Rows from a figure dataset
-- BEGIN --

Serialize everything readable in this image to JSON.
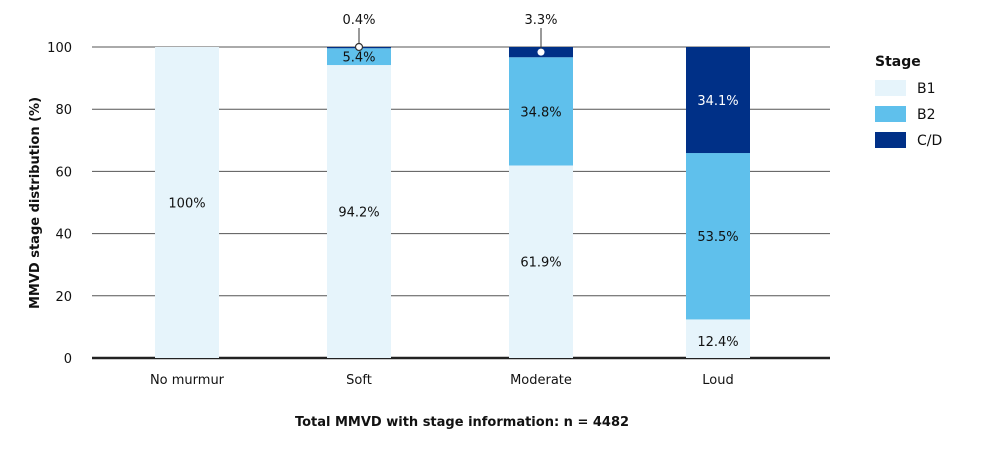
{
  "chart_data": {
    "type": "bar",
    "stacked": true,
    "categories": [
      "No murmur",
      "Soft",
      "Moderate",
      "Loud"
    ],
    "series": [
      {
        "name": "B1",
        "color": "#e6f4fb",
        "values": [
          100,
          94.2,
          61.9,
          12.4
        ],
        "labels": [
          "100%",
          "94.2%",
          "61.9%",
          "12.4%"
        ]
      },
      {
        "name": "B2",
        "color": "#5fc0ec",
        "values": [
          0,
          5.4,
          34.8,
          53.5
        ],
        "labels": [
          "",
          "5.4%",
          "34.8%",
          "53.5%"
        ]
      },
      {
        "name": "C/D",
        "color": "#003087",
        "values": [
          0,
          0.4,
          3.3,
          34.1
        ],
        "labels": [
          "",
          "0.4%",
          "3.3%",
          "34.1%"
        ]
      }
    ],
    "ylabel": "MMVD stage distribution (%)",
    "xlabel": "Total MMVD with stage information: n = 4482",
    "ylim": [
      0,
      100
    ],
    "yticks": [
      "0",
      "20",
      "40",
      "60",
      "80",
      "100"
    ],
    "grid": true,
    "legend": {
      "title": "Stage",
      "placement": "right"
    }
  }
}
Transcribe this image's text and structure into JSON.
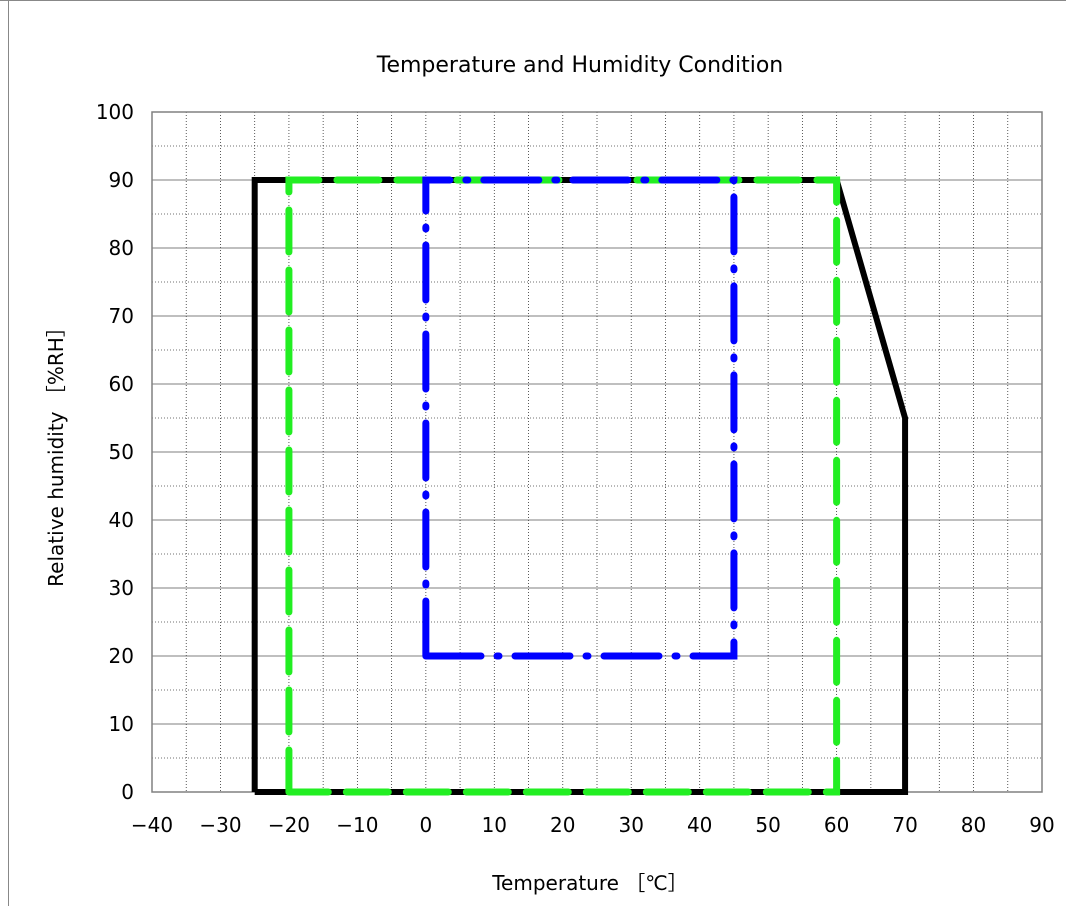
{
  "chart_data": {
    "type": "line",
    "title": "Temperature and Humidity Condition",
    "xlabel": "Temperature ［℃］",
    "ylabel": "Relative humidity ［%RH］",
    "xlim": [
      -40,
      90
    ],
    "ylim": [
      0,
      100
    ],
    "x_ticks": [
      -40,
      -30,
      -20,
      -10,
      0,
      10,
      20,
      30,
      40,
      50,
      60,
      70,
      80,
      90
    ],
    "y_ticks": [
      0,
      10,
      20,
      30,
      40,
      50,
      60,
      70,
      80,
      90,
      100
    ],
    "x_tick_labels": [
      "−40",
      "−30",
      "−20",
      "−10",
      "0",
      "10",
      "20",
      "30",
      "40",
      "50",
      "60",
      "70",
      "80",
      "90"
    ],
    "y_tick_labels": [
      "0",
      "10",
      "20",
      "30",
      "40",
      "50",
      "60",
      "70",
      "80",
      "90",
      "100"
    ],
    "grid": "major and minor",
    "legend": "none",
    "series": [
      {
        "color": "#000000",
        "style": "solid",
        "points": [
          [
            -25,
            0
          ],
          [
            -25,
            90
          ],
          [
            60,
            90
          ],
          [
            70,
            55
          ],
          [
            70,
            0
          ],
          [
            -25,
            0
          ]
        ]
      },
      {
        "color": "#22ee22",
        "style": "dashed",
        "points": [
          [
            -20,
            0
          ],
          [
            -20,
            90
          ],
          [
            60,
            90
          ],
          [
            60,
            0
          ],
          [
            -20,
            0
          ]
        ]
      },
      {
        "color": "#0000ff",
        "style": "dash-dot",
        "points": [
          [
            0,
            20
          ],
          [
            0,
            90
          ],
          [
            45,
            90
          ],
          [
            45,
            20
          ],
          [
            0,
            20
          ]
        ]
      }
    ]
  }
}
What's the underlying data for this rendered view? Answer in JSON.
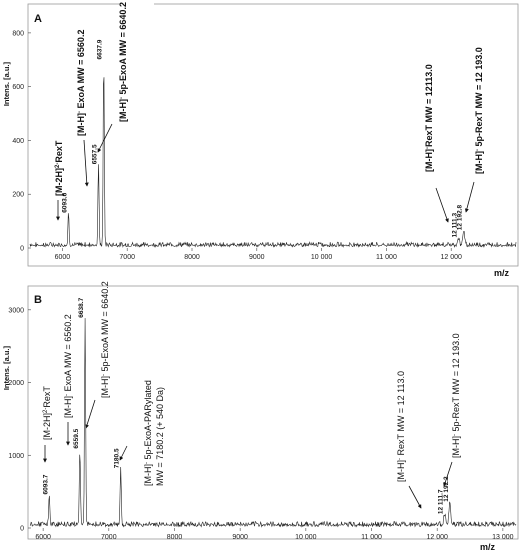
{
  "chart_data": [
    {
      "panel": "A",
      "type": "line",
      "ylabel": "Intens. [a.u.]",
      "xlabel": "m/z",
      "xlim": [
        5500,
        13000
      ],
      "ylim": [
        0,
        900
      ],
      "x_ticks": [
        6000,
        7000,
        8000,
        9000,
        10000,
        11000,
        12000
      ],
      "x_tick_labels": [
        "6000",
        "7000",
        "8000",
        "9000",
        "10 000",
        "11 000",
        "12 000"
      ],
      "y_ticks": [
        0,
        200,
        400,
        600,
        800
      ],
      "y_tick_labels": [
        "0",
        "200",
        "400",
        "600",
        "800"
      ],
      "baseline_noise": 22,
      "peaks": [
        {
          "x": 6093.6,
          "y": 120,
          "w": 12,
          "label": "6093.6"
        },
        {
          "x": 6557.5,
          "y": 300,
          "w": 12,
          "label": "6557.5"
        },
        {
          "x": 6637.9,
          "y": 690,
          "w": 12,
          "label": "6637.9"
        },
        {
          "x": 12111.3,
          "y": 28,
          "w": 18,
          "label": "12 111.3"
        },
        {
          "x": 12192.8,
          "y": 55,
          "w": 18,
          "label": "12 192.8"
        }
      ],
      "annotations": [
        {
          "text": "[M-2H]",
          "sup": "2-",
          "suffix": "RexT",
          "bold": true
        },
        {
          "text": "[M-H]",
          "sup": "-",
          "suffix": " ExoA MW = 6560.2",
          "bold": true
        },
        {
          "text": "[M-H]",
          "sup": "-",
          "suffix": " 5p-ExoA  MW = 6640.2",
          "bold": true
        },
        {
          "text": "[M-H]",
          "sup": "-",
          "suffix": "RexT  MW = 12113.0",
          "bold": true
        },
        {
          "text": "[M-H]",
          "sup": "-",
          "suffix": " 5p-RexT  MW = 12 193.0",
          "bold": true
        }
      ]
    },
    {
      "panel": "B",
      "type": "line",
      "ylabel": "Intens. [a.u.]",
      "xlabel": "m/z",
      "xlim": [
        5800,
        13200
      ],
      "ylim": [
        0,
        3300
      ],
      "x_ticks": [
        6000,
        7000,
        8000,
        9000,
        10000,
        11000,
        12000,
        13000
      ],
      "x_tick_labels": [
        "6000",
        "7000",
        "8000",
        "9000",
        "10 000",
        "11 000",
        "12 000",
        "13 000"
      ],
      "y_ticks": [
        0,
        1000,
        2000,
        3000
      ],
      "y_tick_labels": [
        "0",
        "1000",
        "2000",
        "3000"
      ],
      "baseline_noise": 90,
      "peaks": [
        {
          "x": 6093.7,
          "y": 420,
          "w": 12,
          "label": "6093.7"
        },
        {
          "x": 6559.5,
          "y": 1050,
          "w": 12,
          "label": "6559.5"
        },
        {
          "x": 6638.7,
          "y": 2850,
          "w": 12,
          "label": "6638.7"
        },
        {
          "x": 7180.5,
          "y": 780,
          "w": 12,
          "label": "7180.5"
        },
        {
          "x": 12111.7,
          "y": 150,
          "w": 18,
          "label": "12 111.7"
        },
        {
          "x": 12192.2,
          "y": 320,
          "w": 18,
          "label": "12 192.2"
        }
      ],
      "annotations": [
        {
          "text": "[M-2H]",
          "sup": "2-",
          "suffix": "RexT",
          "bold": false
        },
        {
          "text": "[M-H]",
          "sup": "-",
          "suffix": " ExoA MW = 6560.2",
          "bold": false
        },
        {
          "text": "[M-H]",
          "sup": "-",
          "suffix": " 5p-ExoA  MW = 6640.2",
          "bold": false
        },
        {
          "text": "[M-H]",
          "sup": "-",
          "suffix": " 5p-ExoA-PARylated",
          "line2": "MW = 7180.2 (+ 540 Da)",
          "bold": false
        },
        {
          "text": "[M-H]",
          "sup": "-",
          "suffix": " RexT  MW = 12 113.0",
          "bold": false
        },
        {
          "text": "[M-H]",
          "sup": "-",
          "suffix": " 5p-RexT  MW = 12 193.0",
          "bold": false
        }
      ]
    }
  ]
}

-- END --

Repeat the material above in full and unchanged, minus its images.

Serialize everything readable in this image to JSON.
{
  "chart_data": {
    "type": "bar",
    "stacked": true,
    "categories": [
      "No murmur",
      "Soft",
      "Moderate",
      "Loud"
    ],
    "series": [
      {
        "name": "B1",
        "color": "#e6f4fb",
        "values": [
          100,
          94.2,
          61.9,
          12.4
        ],
        "labels": [
          "100%",
          "94.2%",
          "61.9%",
          "12.4%"
        ]
      },
      {
        "name": "B2",
        "color": "#5fc0ec",
        "values": [
          0,
          5.4,
          34.8,
          53.5
        ],
        "labels": [
          "",
          "5.4%",
          "34.8%",
          "53.5%"
        ]
      },
      {
        "name": "C/D",
        "color": "#003087",
        "values": [
          0,
          0.4,
          3.3,
          34.1
        ],
        "labels": [
          "",
          "0.4%",
          "3.3%",
          "34.1%"
        ]
      }
    ],
    "ylabel": "MMVD stage distribution (%)",
    "xlabel": "Total MMVD with stage information: n = 4482",
    "ylim": [
      0,
      100
    ],
    "yticks": [
      "0",
      "20",
      "40",
      "60",
      "80",
      "100"
    ],
    "grid": true,
    "legend": {
      "title": "Stage",
      "placement": "right"
    }
  }
}
Transcribe this image's text and structure into JSON.
{
  "chart_data": {
    "type": "line",
    "title": "Temperature and Humidity Condition",
    "xlabel": "Temperature ［℃］",
    "ylabel": "Relative humidity ［%RH］",
    "xlim": [
      -40,
      90
    ],
    "ylim": [
      0,
      100
    ],
    "x_ticks": [
      -40,
      -30,
      -20,
      -10,
      0,
      10,
      20,
      30,
      40,
      50,
      60,
      70,
      80,
      90
    ],
    "y_ticks": [
      0,
      10,
      20,
      30,
      40,
      50,
      60,
      70,
      80,
      90,
      100
    ],
    "x_tick_labels": [
      "−40",
      "−30",
      "−20",
      "−10",
      "0",
      "10",
      "20",
      "30",
      "40",
      "50",
      "60",
      "70",
      "80",
      "90"
    ],
    "y_tick_labels": [
      "0",
      "10",
      "20",
      "30",
      "40",
      "50",
      "60",
      "70",
      "80",
      "90",
      "100"
    ],
    "grid": "major and minor",
    "legend": "none",
    "series": [
      {
        "color": "#000000",
        "style": "solid",
        "points": [
          [
            -25,
            0
          ],
          [
            -25,
            90
          ],
          [
            60,
            90
          ],
          [
            70,
            55
          ],
          [
            70,
            0
          ],
          [
            -25,
            0
          ]
        ]
      },
      {
        "color": "#22ee22",
        "style": "dashed",
        "points": [
          [
            -20,
            0
          ],
          [
            -20,
            90
          ],
          [
            60,
            90
          ],
          [
            60,
            0
          ],
          [
            -20,
            0
          ]
        ]
      },
      {
        "color": "#0000ff",
        "style": "dash-dot",
        "points": [
          [
            0,
            20
          ],
          [
            0,
            90
          ],
          [
            45,
            90
          ],
          [
            45,
            20
          ],
          [
            0,
            20
          ]
        ]
      }
    ]
  }
}
What's the underlying data for this rendered view? Answer in JSON.
{
  "chart_data": [
    {
      "panel": "A",
      "type": "line",
      "ylabel": "Intens. [a.u.]",
      "xlabel": "m/z",
      "xlim": [
        5500,
        13000
      ],
      "ylim": [
        0,
        900
      ],
      "x_ticks": [
        6000,
        7000,
        8000,
        9000,
        10000,
        11000,
        12000
      ],
      "x_tick_labels": [
        "6000",
        "7000",
        "8000",
        "9000",
        "10 000",
        "11 000",
        "12 000"
      ],
      "y_ticks": [
        0,
        200,
        400,
        600,
        800
      ],
      "y_tick_labels": [
        "0",
        "200",
        "400",
        "600",
        "800"
      ],
      "baseline_noise": 22,
      "peaks": [
        {
          "x": 6093.6,
          "y": 120,
          "w": 12,
          "label": "6093.6"
        },
        {
          "x": 6557.5,
          "y": 300,
          "w": 12,
          "label": "6557.5"
        },
        {
          "x": 6637.9,
          "y": 690,
          "w": 12,
          "label": "6637.9"
        },
        {
          "x": 12111.3,
          "y": 28,
          "w": 18,
          "label": "12 111.3"
        },
        {
          "x": 12192.8,
          "y": 55,
          "w": 18,
          "label": "12 192.8"
        }
      ],
      "annotations": [
        {
          "text": "[M-2H]",
          "sup": "2-",
          "suffix": "RexT",
          "bold": true
        },
        {
          "text": "[M-H]",
          "sup": "-",
          "suffix": " ExoA MW = 6560.2",
          "bold": true
        },
        {
          "text": "[M-H]",
          "sup": "-",
          "suffix": " 5p-ExoA  MW = 6640.2",
          "bold": true
        },
        {
          "text": "[M-H]",
          "sup": "-",
          "suffix": "RexT  MW = 12113.0",
          "bold": true
        },
        {
          "text": "[M-H]",
          "sup": "-",
          "suffix": " 5p-RexT  MW = 12 193.0",
          "bold": true
        }
      ]
    },
    {
      "panel": "B",
      "type": "line",
      "ylabel": "Intens. [a.u.]",
      "xlabel": "m/z",
      "xlim": [
        5800,
        13200
      ],
      "ylim": [
        0,
        3300
      ],
      "x_ticks": [
        6000,
        7000,
        8000,
        9000,
        10000,
        11000,
        12000,
        13000
      ],
      "x_tick_labels": [
        "6000",
        "7000",
        "8000",
        "9000",
        "10 000",
        "11 000",
        "12 000",
        "13 000"
      ],
      "y_ticks": [
        0,
        1000,
        2000,
        3000
      ],
      "y_tick_labels": [
        "0",
        "1000",
        "2000",
        "3000"
      ],
      "baseline_noise": 90,
      "peaks": [
        {
          "x": 6093.7,
          "y": 420,
          "w": 12,
          "label": "6093.7"
        },
        {
          "x": 6559.5,
          "y": 1050,
          "w": 12,
          "label": "6559.5"
        },
        {
          "x": 6638.7,
          "y": 2850,
          "w": 12,
          "label": "6638.7"
        },
        {
          "x": 7180.5,
          "y": 780,
          "w": 12,
          "label": "7180.5"
        },
        {
          "x": 12111.7,
          "y": 150,
          "w": 18,
          "label": "12 111.7"
        },
        {
          "x": 12192.2,
          "y": 320,
          "w": 18,
          "label": "12 192.2"
        }
      ],
      "annotations": [
        {
          "text": "[M-2H]",
          "sup": "2-",
          "suffix": "RexT",
          "bold": false
        },
        {
          "text": "[M-H]",
          "sup": "-",
          "suffix": " ExoA MW = 6560.2",
          "bold": false
        },
        {
          "text": "[M-H]",
          "sup": "-",
          "suffix": " 5p-ExoA  MW = 6640.2",
          "bold": false
        },
        {
          "text": "[M-H]",
          "sup": "-",
          "suffix": " 5p-ExoA-PARylated",
          "line2": "MW = 7180.2 (+ 540 Da)",
          "bold": false
        },
        {
          "text": "[M-H]",
          "sup": "-",
          "suffix": " RexT  MW = 12 113.0",
          "bold": false
        },
        {
          "text": "[M-H]",
          "sup": "-",
          "suffix": " 5p-RexT  MW = 12 193.0",
          "bold": false
        }
      ]
    }
  ]
}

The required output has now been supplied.